_Description of the task_
Please give the listing again in its entirety, exactly as written.

* * * * * * * * *

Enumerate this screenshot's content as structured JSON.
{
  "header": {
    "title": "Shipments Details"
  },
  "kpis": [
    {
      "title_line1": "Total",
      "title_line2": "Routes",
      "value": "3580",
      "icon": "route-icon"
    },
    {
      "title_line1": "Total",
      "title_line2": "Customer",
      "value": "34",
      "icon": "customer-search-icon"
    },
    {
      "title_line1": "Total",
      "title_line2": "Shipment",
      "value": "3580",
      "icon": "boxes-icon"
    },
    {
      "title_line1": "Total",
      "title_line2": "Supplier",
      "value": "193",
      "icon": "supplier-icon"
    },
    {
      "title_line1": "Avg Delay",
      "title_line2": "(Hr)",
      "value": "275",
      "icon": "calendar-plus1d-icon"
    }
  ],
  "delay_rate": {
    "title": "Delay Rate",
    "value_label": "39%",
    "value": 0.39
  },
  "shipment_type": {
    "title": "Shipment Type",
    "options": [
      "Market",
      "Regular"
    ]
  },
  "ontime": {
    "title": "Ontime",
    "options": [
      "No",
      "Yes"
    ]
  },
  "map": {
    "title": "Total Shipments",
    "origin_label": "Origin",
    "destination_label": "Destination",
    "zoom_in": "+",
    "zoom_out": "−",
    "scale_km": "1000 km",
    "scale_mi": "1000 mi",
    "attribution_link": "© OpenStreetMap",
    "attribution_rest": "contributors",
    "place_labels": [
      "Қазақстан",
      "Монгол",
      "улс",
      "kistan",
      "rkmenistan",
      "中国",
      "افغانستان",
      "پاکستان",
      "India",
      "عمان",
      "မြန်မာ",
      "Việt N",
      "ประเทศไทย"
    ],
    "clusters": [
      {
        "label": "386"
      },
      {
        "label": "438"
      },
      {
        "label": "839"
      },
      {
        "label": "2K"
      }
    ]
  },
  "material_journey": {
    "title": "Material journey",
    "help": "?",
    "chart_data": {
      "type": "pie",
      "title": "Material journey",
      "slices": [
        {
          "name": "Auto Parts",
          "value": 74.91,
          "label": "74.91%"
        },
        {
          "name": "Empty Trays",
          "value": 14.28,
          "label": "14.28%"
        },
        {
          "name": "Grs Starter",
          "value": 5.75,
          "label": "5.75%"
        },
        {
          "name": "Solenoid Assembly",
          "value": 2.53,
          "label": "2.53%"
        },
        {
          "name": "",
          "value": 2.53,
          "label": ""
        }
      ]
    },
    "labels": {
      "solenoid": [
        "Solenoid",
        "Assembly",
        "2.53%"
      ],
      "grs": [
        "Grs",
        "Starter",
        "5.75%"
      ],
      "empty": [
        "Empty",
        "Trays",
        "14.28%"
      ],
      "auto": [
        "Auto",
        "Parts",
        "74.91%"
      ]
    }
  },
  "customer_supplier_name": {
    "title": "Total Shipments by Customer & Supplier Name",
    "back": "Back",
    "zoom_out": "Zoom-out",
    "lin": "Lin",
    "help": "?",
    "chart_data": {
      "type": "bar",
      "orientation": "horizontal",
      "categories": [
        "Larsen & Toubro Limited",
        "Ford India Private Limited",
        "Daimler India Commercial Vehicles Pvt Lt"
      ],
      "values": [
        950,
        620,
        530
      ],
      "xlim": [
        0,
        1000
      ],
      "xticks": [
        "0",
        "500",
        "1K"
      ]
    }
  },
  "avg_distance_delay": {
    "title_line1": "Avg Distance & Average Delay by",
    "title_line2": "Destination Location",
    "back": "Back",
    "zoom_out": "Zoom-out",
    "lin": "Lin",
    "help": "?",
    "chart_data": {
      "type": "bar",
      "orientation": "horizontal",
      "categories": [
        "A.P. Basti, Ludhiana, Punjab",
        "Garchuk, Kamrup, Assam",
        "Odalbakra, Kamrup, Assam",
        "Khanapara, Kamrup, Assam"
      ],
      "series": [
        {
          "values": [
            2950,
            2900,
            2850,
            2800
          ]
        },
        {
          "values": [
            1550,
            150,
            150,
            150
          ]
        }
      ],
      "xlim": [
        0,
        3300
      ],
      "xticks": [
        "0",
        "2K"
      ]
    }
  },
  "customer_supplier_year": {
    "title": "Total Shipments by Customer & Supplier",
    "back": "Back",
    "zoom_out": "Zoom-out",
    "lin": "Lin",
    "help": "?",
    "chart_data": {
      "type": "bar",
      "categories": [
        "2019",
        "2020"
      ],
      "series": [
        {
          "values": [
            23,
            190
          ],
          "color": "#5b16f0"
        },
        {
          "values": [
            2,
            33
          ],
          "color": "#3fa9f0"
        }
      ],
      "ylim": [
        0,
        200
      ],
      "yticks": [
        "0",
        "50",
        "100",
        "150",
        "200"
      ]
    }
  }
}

* * * * * * * * *

_Correct response_
Enumerate this screenshot's content as structured JSON.
{
  "header": {
    "title": "Shipments Details"
  },
  "kpis": [
    {
      "title_line1": "Total",
      "title_line2": "Routes",
      "value": "3580",
      "icon": "route-icon"
    },
    {
      "title_line1": "Total",
      "title_line2": "Customer",
      "value": "34",
      "icon": "customer-search-icon"
    },
    {
      "title_line1": "Total",
      "title_line2": "Shipment",
      "value": "3580",
      "icon": "boxes-icon"
    },
    {
      "title_line1": "Total",
      "title_line2": "Supplier",
      "value": "193",
      "icon": "supplier-icon"
    },
    {
      "title_line1": "Avg Delay",
      "title_line2": "(Hr)",
      "value": "275",
      "icon": "calendar-plus1d-icon"
    }
  ],
  "delay_rate": {
    "title": "Delay Rate",
    "value_label": "39%",
    "value": 0.39
  },
  "shipment_type": {
    "title": "Shipment Type",
    "options": [
      "Market",
      "Regular"
    ]
  },
  "ontime": {
    "title": "Ontime",
    "options": [
      "No",
      "Yes"
    ]
  },
  "map": {
    "title": "Total Shipments",
    "origin_label": "Origin",
    "destination_label": "Destination",
    "zoom_in": "+",
    "zoom_out": "−",
    "scale_km": "1000 km",
    "scale_mi": "1000 mi",
    "attribution_link": "© OpenStreetMap",
    "attribution_rest": "contributors",
    "place_labels": [
      "Қазақстан",
      "Монгол",
      "улс",
      "kistan",
      "rkmenistan",
      "中国",
      "افغانستان",
      "پاکستان",
      "India",
      "عمان",
      "မြန်မာ",
      "Việt N",
      "ประเทศไทย"
    ],
    "clusters": [
      {
        "label": "386"
      },
      {
        "label": "438"
      },
      {
        "label": "839"
      },
      {
        "label": "2K"
      }
    ]
  },
  "material_journey": {
    "title": "Material journey",
    "help": "?",
    "chart_data": {
      "type": "pie",
      "title": "Material journey",
      "slices": [
        {
          "name": "Auto Parts",
          "value": 74.91,
          "label": "74.91%"
        },
        {
          "name": "Empty Trays",
          "value": 14.28,
          "label": "14.28%"
        },
        {
          "name": "Grs Starter",
          "value": 5.75,
          "label": "5.75%"
        },
        {
          "name": "Solenoid Assembly",
          "value": 2.53,
          "label": "2.53%"
        },
        {
          "name": "",
          "value": 2.53,
          "label": ""
        }
      ]
    },
    "labels": {
      "solenoid": [
        "Solenoid",
        "Assembly",
        "2.53%"
      ],
      "grs": [
        "Grs",
        "Starter",
        "5.75%"
      ],
      "empty": [
        "Empty",
        "Trays",
        "14.28%"
      ],
      "auto": [
        "Auto",
        "Parts",
        "74.91%"
      ]
    }
  },
  "customer_supplier_name": {
    "title": "Total Shipments by Customer & Supplier Name",
    "back": "Back",
    "zoom_out": "Zoom-out",
    "lin": "Lin",
    "help": "?",
    "chart_data": {
      "type": "bar",
      "orientation": "horizontal",
      "categories": [
        "Larsen & Toubro Limited",
        "Ford India Private Limited",
        "Daimler India Commercial Vehicles Pvt Lt"
      ],
      "values": [
        950,
        620,
        530
      ],
      "xlim": [
        0,
        1000
      ],
      "xticks": [
        "0",
        "500",
        "1K"
      ]
    }
  },
  "avg_distance_delay": {
    "title_line1": "Avg Distance & Average Delay by",
    "title_line2": "Destination Location",
    "back": "Back",
    "zoom_out": "Zoom-out",
    "lin": "Lin",
    "help": "?",
    "chart_data": {
      "type": "bar",
      "orientation": "horizontal",
      "categories": [
        "A.P. Basti, Ludhiana, Punjab",
        "Garchuk, Kamrup, Assam",
        "Odalbakra, Kamrup, Assam",
        "Khanapara, Kamrup, Assam"
      ],
      "series": [
        {
          "values": [
            2950,
            2900,
            2850,
            2800
          ]
        },
        {
          "values": [
            1550,
            150,
            150,
            150
          ]
        }
      ],
      "xlim": [
        0,
        3300
      ],
      "xticks": [
        "0",
        "2K"
      ]
    }
  },
  "customer_supplier_year": {
    "title": "Total Shipments by Customer & Supplier",
    "back": "Back",
    "zoom_out": "Zoom-out",
    "lin": "Lin",
    "help": "?",
    "chart_data": {
      "type": "bar",
      "categories": [
        "2019",
        "2020"
      ],
      "series": [
        {
          "values": [
            23,
            190
          ],
          "color": "#5b16f0"
        },
        {
          "values": [
            2,
            33
          ],
          "color": "#3fa9f0"
        }
      ],
      "ylim": [
        0,
        200
      ],
      "yticks": [
        "0",
        "50",
        "100",
        "150",
        "200"
      ]
    }
  }
}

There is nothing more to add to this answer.